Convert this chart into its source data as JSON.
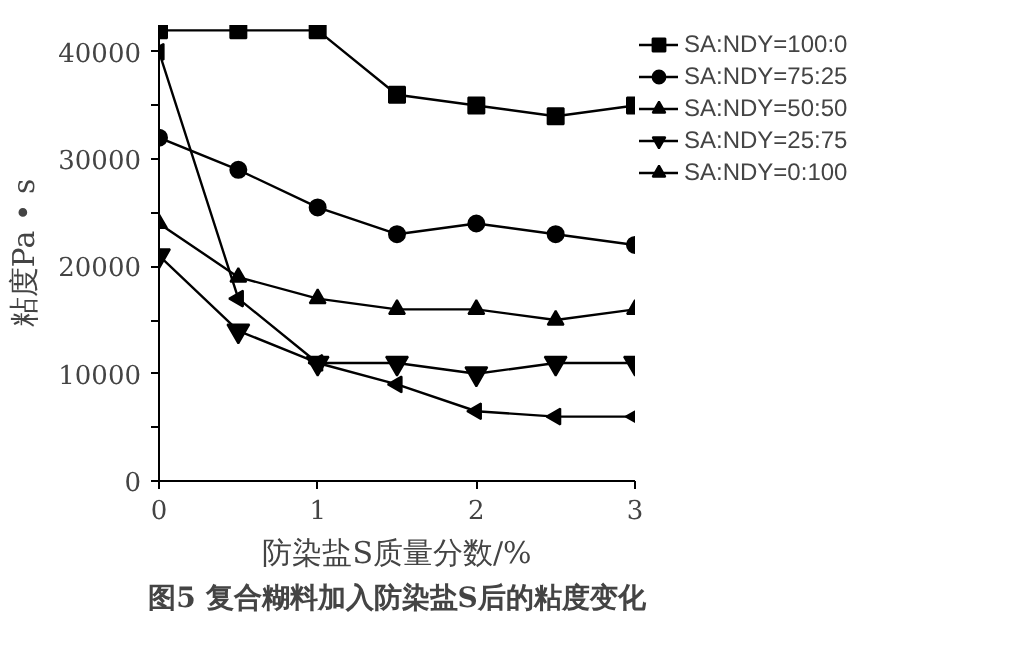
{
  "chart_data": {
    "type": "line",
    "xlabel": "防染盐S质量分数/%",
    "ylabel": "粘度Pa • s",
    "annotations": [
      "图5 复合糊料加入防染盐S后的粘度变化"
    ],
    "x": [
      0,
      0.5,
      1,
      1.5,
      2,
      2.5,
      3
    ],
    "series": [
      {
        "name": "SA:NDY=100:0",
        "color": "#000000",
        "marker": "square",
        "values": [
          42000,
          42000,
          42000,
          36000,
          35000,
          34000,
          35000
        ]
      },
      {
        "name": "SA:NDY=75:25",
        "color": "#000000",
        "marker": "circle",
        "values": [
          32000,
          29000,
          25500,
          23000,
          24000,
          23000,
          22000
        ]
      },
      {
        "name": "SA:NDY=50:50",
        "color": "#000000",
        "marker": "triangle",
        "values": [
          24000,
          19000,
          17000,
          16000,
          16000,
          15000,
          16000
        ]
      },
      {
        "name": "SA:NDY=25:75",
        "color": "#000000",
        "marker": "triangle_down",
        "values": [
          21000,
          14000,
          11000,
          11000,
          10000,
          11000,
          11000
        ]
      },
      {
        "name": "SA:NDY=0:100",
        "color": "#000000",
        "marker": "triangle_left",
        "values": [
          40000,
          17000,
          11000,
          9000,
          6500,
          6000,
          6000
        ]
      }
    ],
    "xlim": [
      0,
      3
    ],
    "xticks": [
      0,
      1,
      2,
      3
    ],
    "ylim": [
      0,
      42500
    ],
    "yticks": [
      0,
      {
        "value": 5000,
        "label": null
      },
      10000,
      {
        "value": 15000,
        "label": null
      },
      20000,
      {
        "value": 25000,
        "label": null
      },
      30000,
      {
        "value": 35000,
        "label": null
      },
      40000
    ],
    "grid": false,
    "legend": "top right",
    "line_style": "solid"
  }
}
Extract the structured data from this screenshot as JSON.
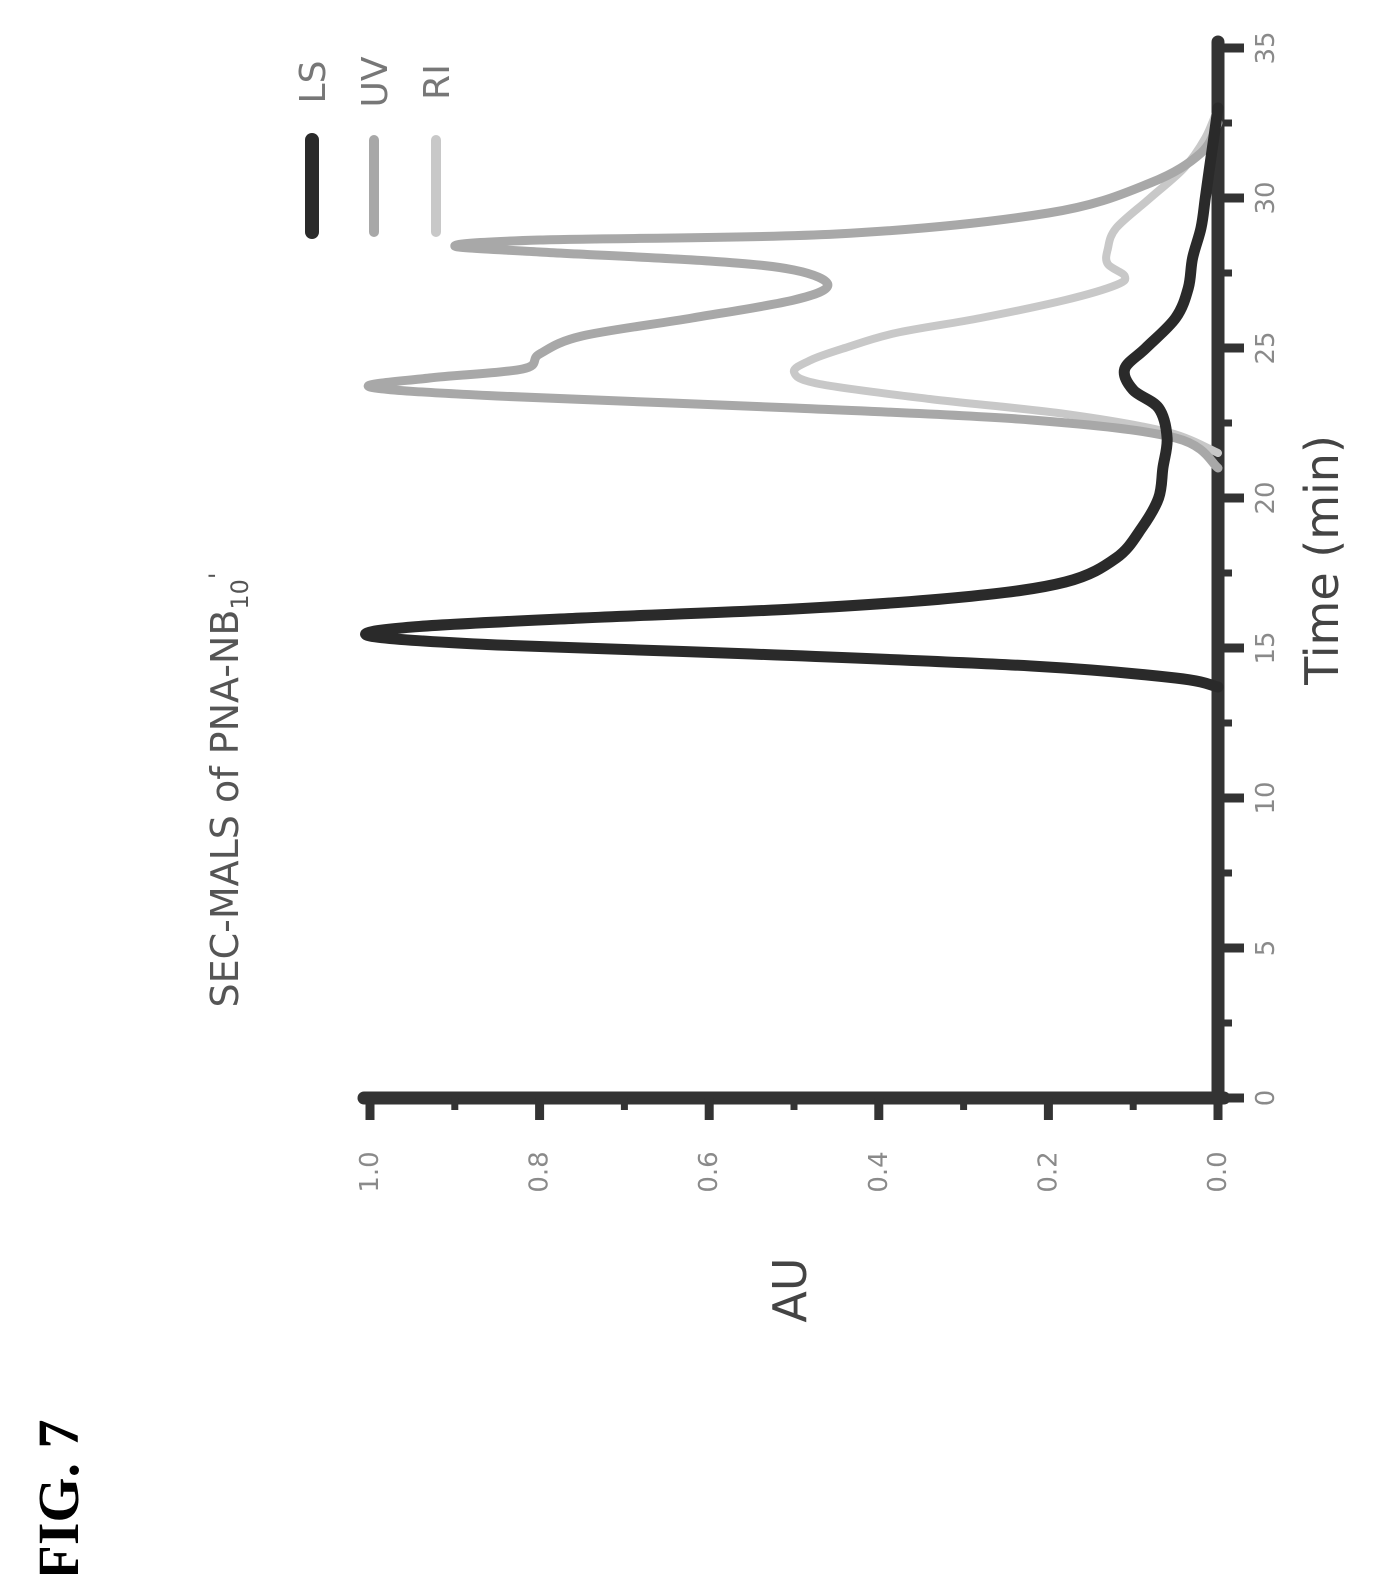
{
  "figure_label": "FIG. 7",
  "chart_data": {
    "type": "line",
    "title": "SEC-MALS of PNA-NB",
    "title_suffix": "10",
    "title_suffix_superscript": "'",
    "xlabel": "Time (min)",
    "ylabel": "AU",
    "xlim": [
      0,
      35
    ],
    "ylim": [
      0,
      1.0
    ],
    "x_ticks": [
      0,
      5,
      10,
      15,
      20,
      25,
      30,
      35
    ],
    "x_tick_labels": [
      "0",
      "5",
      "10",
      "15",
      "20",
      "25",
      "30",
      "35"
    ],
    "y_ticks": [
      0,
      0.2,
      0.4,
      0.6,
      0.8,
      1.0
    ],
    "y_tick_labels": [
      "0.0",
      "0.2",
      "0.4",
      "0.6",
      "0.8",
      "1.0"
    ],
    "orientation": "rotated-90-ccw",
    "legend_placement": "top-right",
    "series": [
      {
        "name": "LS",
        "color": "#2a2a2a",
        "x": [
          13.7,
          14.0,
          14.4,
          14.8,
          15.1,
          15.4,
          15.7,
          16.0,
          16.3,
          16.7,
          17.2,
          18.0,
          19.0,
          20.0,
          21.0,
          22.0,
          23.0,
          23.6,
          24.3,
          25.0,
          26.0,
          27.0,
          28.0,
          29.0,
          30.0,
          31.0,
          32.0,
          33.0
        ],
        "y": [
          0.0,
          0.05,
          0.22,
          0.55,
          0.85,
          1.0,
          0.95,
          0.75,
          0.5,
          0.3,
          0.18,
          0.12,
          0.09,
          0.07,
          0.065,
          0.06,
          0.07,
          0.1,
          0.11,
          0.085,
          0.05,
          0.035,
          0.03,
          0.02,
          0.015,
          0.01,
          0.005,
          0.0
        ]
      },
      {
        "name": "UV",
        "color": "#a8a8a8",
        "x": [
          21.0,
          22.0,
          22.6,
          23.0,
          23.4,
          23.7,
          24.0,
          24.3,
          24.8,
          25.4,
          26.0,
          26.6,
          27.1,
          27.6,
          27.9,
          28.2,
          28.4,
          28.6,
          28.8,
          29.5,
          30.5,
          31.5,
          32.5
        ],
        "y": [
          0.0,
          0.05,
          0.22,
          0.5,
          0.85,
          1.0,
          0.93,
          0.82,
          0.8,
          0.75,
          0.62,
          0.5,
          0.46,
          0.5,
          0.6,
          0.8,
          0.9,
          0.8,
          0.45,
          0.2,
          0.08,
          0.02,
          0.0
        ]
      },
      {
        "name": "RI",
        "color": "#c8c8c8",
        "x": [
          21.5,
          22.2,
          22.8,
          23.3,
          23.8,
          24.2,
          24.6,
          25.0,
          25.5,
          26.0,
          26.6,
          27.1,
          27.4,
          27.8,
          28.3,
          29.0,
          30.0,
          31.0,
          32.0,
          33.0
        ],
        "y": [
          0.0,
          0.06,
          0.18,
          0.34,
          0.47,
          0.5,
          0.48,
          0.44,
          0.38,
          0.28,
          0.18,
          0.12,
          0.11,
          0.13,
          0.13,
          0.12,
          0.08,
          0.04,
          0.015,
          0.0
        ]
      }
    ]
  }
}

WRITTEN REQUEST> Reproduce all of the entries word for word, skipping any pictures they hold.

EXERCISE ANSWER>
Convert this chart into its source data as JSON.
{
  "chart_data": {
    "type": "line",
    "xlabel": "防染盐S质量分数/%",
    "ylabel": "粘度Pa • s",
    "annotations": [
      "图5 复合糊料加入防染盐S后的粘度变化"
    ],
    "x": [
      0,
      0.5,
      1,
      1.5,
      2,
      2.5,
      3
    ],
    "series": [
      {
        "name": "SA:NDY=100:0",
        "color": "#000000",
        "marker": "square",
        "values": [
          42000,
          42000,
          42000,
          36000,
          35000,
          34000,
          35000
        ]
      },
      {
        "name": "SA:NDY=75:25",
        "color": "#000000",
        "marker": "circle",
        "values": [
          32000,
          29000,
          25500,
          23000,
          24000,
          23000,
          22000
        ]
      },
      {
        "name": "SA:NDY=50:50",
        "color": "#000000",
        "marker": "triangle",
        "values": [
          24000,
          19000,
          17000,
          16000,
          16000,
          15000,
          16000
        ]
      },
      {
        "name": "SA:NDY=25:75",
        "color": "#000000",
        "marker": "triangle_down",
        "values": [
          21000,
          14000,
          11000,
          11000,
          10000,
          11000,
          11000
        ]
      },
      {
        "name": "SA:NDY=0:100",
        "color": "#000000",
        "marker": "triangle_left",
        "values": [
          40000,
          17000,
          11000,
          9000,
          6500,
          6000,
          6000
        ]
      }
    ],
    "xlim": [
      0,
      3
    ],
    "xticks": [
      0,
      1,
      2,
      3
    ],
    "ylim": [
      0,
      42500
    ],
    "yticks": [
      0,
      {
        "value": 5000,
        "label": null
      },
      10000,
      {
        "value": 15000,
        "label": null
      },
      20000,
      {
        "value": 25000,
        "label": null
      },
      30000,
      {
        "value": 35000,
        "label": null
      },
      40000
    ],
    "grid": false,
    "legend": "top right",
    "line_style": "solid"
  }
}
Extract the structured data from this screenshot as JSON.
{
  "figure_label": "FIG. 7",
  "chart_data": {
    "type": "line",
    "title": "SEC-MALS of PNA-NB",
    "title_suffix": "10",
    "title_suffix_superscript": "'",
    "xlabel": "Time (min)",
    "ylabel": "AU",
    "xlim": [
      0,
      35
    ],
    "ylim": [
      0,
      1.0
    ],
    "x_ticks": [
      0,
      5,
      10,
      15,
      20,
      25,
      30,
      35
    ],
    "x_tick_labels": [
      "0",
      "5",
      "10",
      "15",
      "20",
      "25",
      "30",
      "35"
    ],
    "y_ticks": [
      0,
      0.2,
      0.4,
      0.6,
      0.8,
      1.0
    ],
    "y_tick_labels": [
      "0.0",
      "0.2",
      "0.4",
      "0.6",
      "0.8",
      "1.0"
    ],
    "orientation": "rotated-90-ccw",
    "legend_placement": "top-right",
    "series": [
      {
        "name": "LS",
        "color": "#2a2a2a",
        "x": [
          13.7,
          14.0,
          14.4,
          14.8,
          15.1,
          15.4,
          15.7,
          16.0,
          16.3,
          16.7,
          17.2,
          18.0,
          19.0,
          20.0,
          21.0,
          22.0,
          23.0,
          23.6,
          24.3,
          25.0,
          26.0,
          27.0,
          28.0,
          29.0,
          30.0,
          31.0,
          32.0,
          33.0
        ],
        "y": [
          0.0,
          0.05,
          0.22,
          0.55,
          0.85,
          1.0,
          0.95,
          0.75,
          0.5,
          0.3,
          0.18,
          0.12,
          0.09,
          0.07,
          0.065,
          0.06,
          0.07,
          0.1,
          0.11,
          0.085,
          0.05,
          0.035,
          0.03,
          0.02,
          0.015,
          0.01,
          0.005,
          0.0
        ]
      },
      {
        "name": "UV",
        "color": "#a8a8a8",
        "x": [
          21.0,
          22.0,
          22.6,
          23.0,
          23.4,
          23.7,
          24.0,
          24.3,
          24.8,
          25.4,
          26.0,
          26.6,
          27.1,
          27.6,
          27.9,
          28.2,
          28.4,
          28.6,
          28.8,
          29.5,
          30.5,
          31.5,
          32.5
        ],
        "y": [
          0.0,
          0.05,
          0.22,
          0.5,
          0.85,
          1.0,
          0.93,
          0.82,
          0.8,
          0.75,
          0.62,
          0.5,
          0.46,
          0.5,
          0.6,
          0.8,
          0.9,
          0.8,
          0.45,
          0.2,
          0.08,
          0.02,
          0.0
        ]
      },
      {
        "name": "RI",
        "color": "#c8c8c8",
        "x": [
          21.5,
          22.2,
          22.8,
          23.3,
          23.8,
          24.2,
          24.6,
          25.0,
          25.5,
          26.0,
          26.6,
          27.1,
          27.4,
          27.8,
          28.3,
          29.0,
          30.0,
          31.0,
          32.0,
          33.0
        ],
        "y": [
          0.0,
          0.06,
          0.18,
          0.34,
          0.47,
          0.5,
          0.48,
          0.44,
          0.38,
          0.28,
          0.18,
          0.12,
          0.11,
          0.13,
          0.13,
          0.12,
          0.08,
          0.04,
          0.015,
          0.0
        ]
      }
    ]
  }
}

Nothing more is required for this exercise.